MATERIAL PROVIDED:

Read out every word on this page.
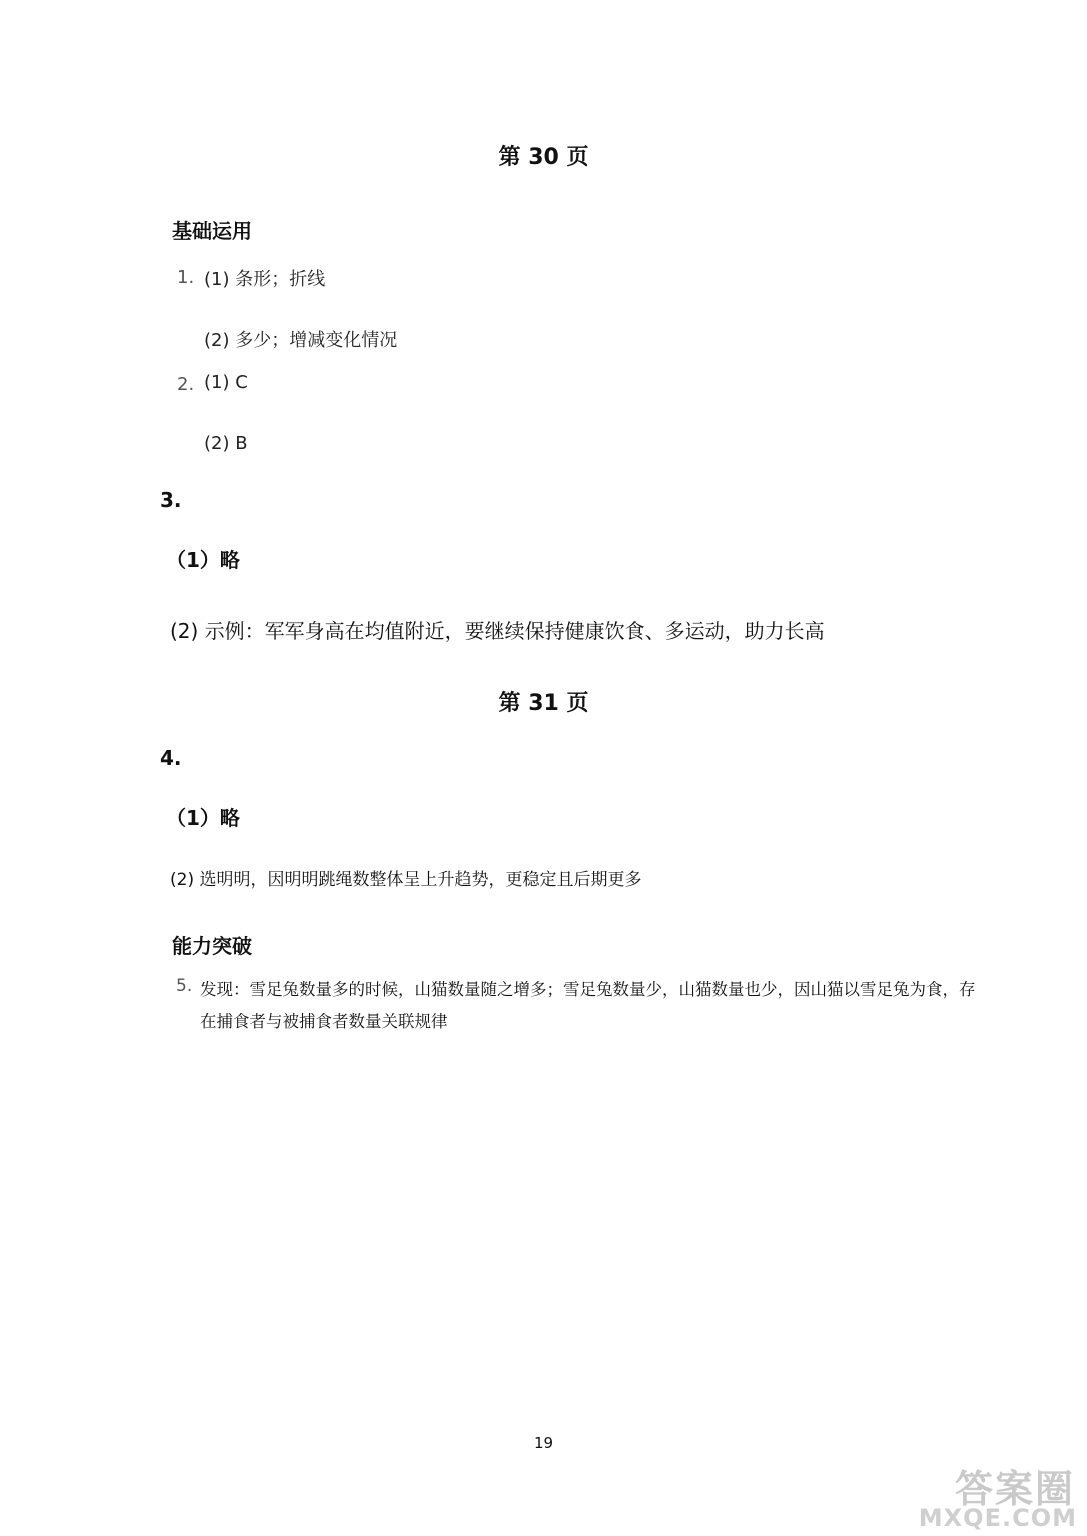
第 30 页
基础运用
1. (1) 条形；折线
(2) 多少；增减变化情况
2. (1) C
(2) B
3.
（1）略
(2) 示例：军军身高在均值附近，要继续保持健康饮食、多运动，助力长高
第 31 页
4.
（1）略
(2) 选明明，因明明跳绳数整体呈上升趋势，更稳定且后期更多
能力突破
5. 发现：雪足兔数量多的时候，山猫数量随之增多；雪足兔数量少，山猫数量也少，因山猫以雪足兔为食，存
在捕食者与被捕食者数量关联规律
19
答案圈
MXQE.COM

SHORT PROBLEM: Copy out the records above in full, exactly as written, but not the pictures.

OUTPUT BELOW:
Read out every word on this page.
第 30 页
基础运用
1. (1) 条形；折线
(2) 多少；增减变化情况
2. (1) C
(2) B
3.
（1）略
(2) 示例：军军身高在均值附近，要继续保持健康饮食、多运动，助力长高
第 31 页
4.
（1）略
(2) 选明明，因明明跳绳数整体呈上升趋势，更稳定且后期更多
能力突破
5. 发现：雪足兔数量多的时候，山猫数量随之增多；雪足兔数量少，山猫数量也少，因山猫以雪足兔为食，存
在捕食者与被捕食者数量关联规律
19
答案圈
MXQE.COM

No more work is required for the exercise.